Send each entry back exactly as given, pictures excluded.

* start Records for the task *

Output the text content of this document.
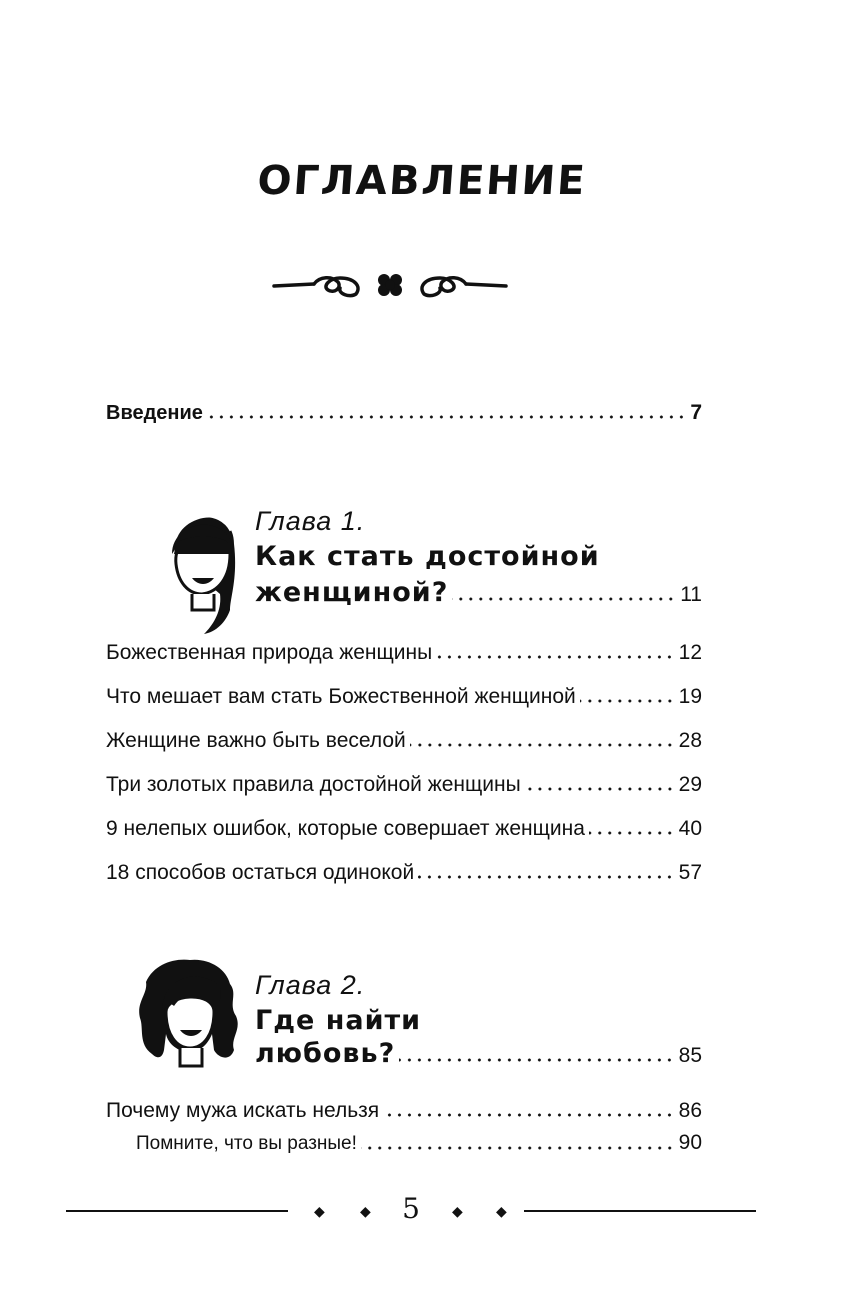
ОГЛАВЛЕНИЕ
Введение	7
Глава 1.
Как стать достойной
женщиной?	11
Божественная природа женщины	12
Что мешает вам стать Божественной женщиной	19
Женщине важно быть веселой	28
Три золотых правила достойной женщины	29
9 нелепых ошибок, которые совершает женщина	40
18 способов остаться одинокой	57
Глава 2.
Где найти
любовь?	85
Почему мужа искать нельзя	86
Помните, что вы разные!	90
◆	◆ 5 ◆ ◆
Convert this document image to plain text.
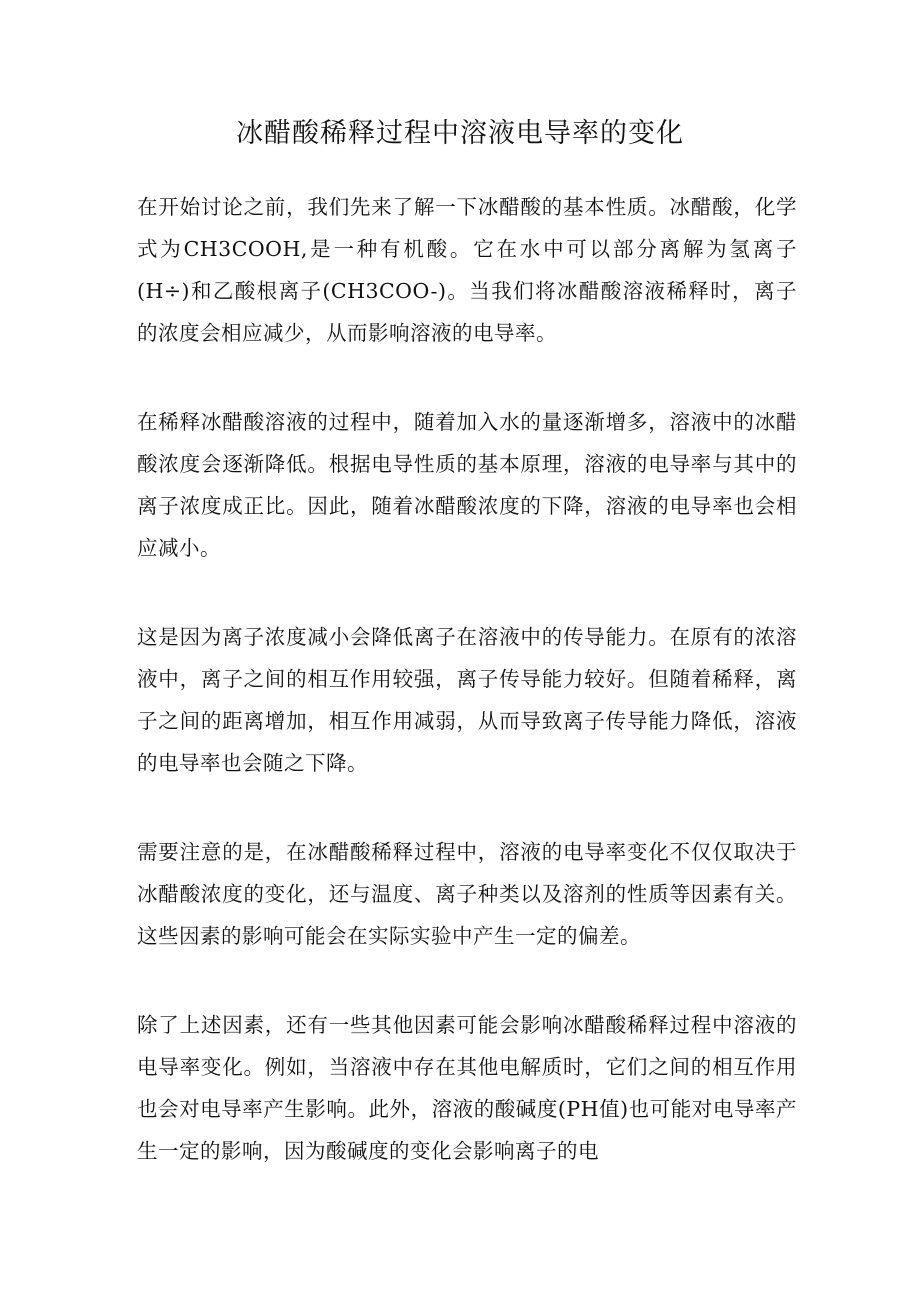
冰醋酸稀释过程中溶液电导率的变化

在开始讨论之前，我们先来了解一下冰醋酸的基本性质。冰醋酸，化学式为CH3COOH,是一种有机酸。它在水中可以部分离解为氢离子(H÷)和乙酸根离子(CH3COO-)。当我们将冰醋酸溶液稀释时，离子的浓度会相应减少，从而影响溶液的电导率。

在稀释冰醋酸溶液的过程中，随着加入水的量逐渐增多，溶液中的冰醋酸浓度会逐渐降低。根据电导性质的基本原理，溶液的电导率与其中的离子浓度成正比。因此，随着冰醋酸浓度的下降，溶液的电导率也会相应减小。

这是因为离子浓度减小会降低离子在溶液中的传导能力。在原有的浓溶液中，离子之间的相互作用较强，离子传导能力较好。但随着稀释，离子之间的距离增加，相互作用减弱，从而导致离子传导能力降低，溶液的电导率也会随之下降。

需要注意的是，在冰醋酸稀释过程中，溶液的电导率变化不仅仅取决于冰醋酸浓度的变化，还与温度、离子种类以及溶剂的性质等因素有关。这些因素的影响可能会在实际实验中产生一定的偏差。

除了上述因素，还有一些其他因素可能会影响冰醋酸稀释过程中溶液的电导率变化。例如，当溶液中存在其他电解质时，它们之间的相互作用也会对电导率产生影响。此外，溶液的酸碱度(PH值)也可能对电导率产生一定的影响，因为酸碱度的变化会影响离子的电
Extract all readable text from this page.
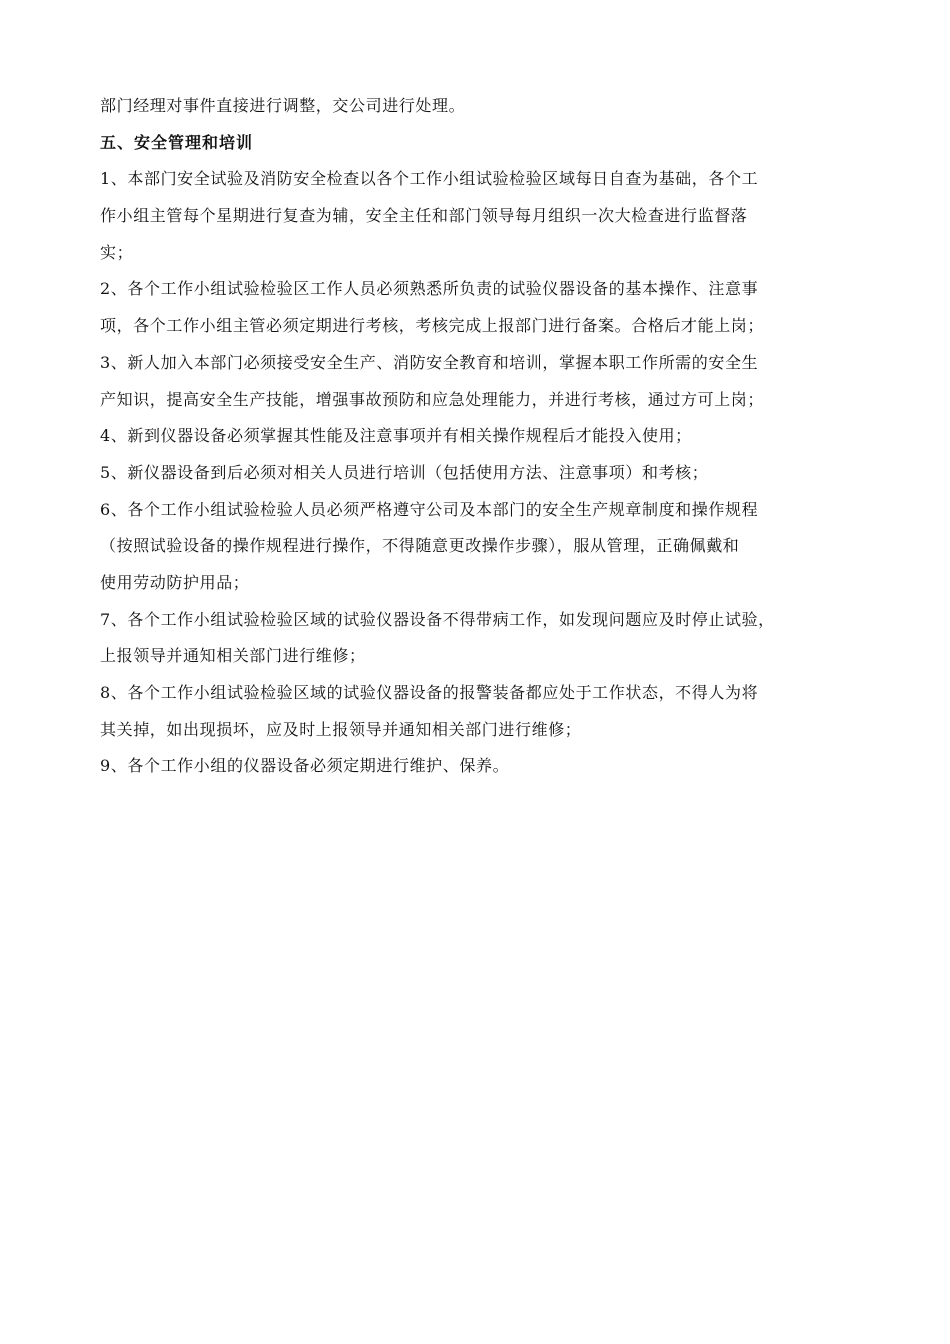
部门经理对事件直接进行调整，交公司进行处理。
五、安全管理和培训
1、本部门安全试验及消防安全检查以各个工作小组试验检验区域每日自查为基础，各个工
作小组主管每个星期进行复查为辅，安全主任和部门领导每月组织一次大检查进行监督落
实；
2、各个工作小组试验检验区工作人员必须熟悉所负责的试验仪器设备的基本操作、注意事
项，各个工作小组主管必须定期进行考核，考核完成上报部门进行备案。合格后才能上岗；
3、新人加入本部门必须接受安全生产、消防安全教育和培训，掌握本职工作所需的安全生
产知识，提高安全生产技能，增强事故预防和应急处理能力，并进行考核，通过方可上岗；
4、新到仪器设备必须掌握其性能及注意事项并有相关操作规程后才能投入使用；
5、新仪器设备到后必须对相关人员进行培训（包括使用方法、注意事项）和考核；
6、各个工作小组试验检验人员必须严格遵守公司及本部门的安全生产规章制度和操作规程
（按照试验设备的操作规程进行操作，不得随意更改操作步骤），服从管理，正确佩戴和
使用劳动防护用品；
7、各个工作小组试验检验区域的试验仪器设备不得带病工作，如发现问题应及时停止试验，
上报领导并通知相关部门进行维修；
8、各个工作小组试验检验区域的试验仪器设备的报警装备都应处于工作状态，不得人为将
其关掉，如出现损坏，应及时上报领导并通知相关部门进行维修；
9、各个工作小组的仪器设备必须定期进行维护、保养。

* end Records for the task *

*Completed exercise:*
Output the text content of this document.
ОГЛАВЛЕНИЕ
Введение	7
Глава 1.
Как стать достойной
женщиной?	11
Божественная природа женщины	12
Что мешает вам стать Божественной женщиной	19
Женщине важно быть веселой	28
Три золотых правила достойной женщины	29
9 нелепых ошибок, которые совершает женщина	40
18 способов остаться одинокой	57
Глава 2.
Где найти
любовь?	85
Почему мужа искать нельзя	86
Помните, что вы разные!	90
◆	◆ 5 ◆ ◆
Convert this document image to plain text.
冰醋酸稀释过程中溶液电导率的变化

在开始讨论之前，我们先来了解一下冰醋酸的基本性质。冰醋酸，化学式为CH3COOH,是一种有机酸。它在水中可以部分离解为氢离子(H÷)和乙酸根离子(CH3COO-)。当我们将冰醋酸溶液稀释时，离子的浓度会相应减少，从而影响溶液的电导率。

在稀释冰醋酸溶液的过程中，随着加入水的量逐渐增多，溶液中的冰醋酸浓度会逐渐降低。根据电导性质的基本原理，溶液的电导率与其中的离子浓度成正比。因此，随着冰醋酸浓度的下降，溶液的电导率也会相应减小。

这是因为离子浓度减小会降低离子在溶液中的传导能力。在原有的浓溶液中，离子之间的相互作用较强，离子传导能力较好。但随着稀释，离子之间的距离增加，相互作用减弱，从而导致离子传导能力降低，溶液的电导率也会随之下降。

需要注意的是，在冰醋酸稀释过程中，溶液的电导率变化不仅仅取决于冰醋酸浓度的变化，还与温度、离子种类以及溶剂的性质等因素有关。这些因素的影响可能会在实际实验中产生一定的偏差。

除了上述因素，还有一些其他因素可能会影响冰醋酸稀释过程中溶液的电导率变化。例如，当溶液中存在其他电解质时，它们之间的相互作用也会对电导率产生影响。此外，溶液的酸碱度(PH值)也可能对电导率产生一定的影响，因为酸碱度的变化会影响离子的电
Extract all readable text from this page.
部门经理对事件直接进行调整，交公司进行处理。
五、安全管理和培训
1、本部门安全试验及消防安全检查以各个工作小组试验检验区域每日自查为基础，各个工
作小组主管每个星期进行复查为辅，安全主任和部门领导每月组织一次大检查进行监督落
实；
2、各个工作小组试验检验区工作人员必须熟悉所负责的试验仪器设备的基本操作、注意事
项，各个工作小组主管必须定期进行考核，考核完成上报部门进行备案。合格后才能上岗；
3、新人加入本部门必须接受安全生产、消防安全教育和培训，掌握本职工作所需的安全生
产知识，提高安全生产技能，增强事故预防和应急处理能力，并进行考核，通过方可上岗；
4、新到仪器设备必须掌握其性能及注意事项并有相关操作规程后才能投入使用；
5、新仪器设备到后必须对相关人员进行培训（包括使用方法、注意事项）和考核；
6、各个工作小组试验检验人员必须严格遵守公司及本部门的安全生产规章制度和操作规程
（按照试验设备的操作规程进行操作，不得随意更改操作步骤），服从管理，正确佩戴和
使用劳动防护用品；
7、各个工作小组试验检验区域的试验仪器设备不得带病工作，如发现问题应及时停止试验，
上报领导并通知相关部门进行维修；
8、各个工作小组试验检验区域的试验仪器设备的报警装备都应处于工作状态，不得人为将
其关掉，如出现损坏，应及时上报领导并通知相关部门进行维修；
9、各个工作小组的仪器设备必须定期进行维护、保养。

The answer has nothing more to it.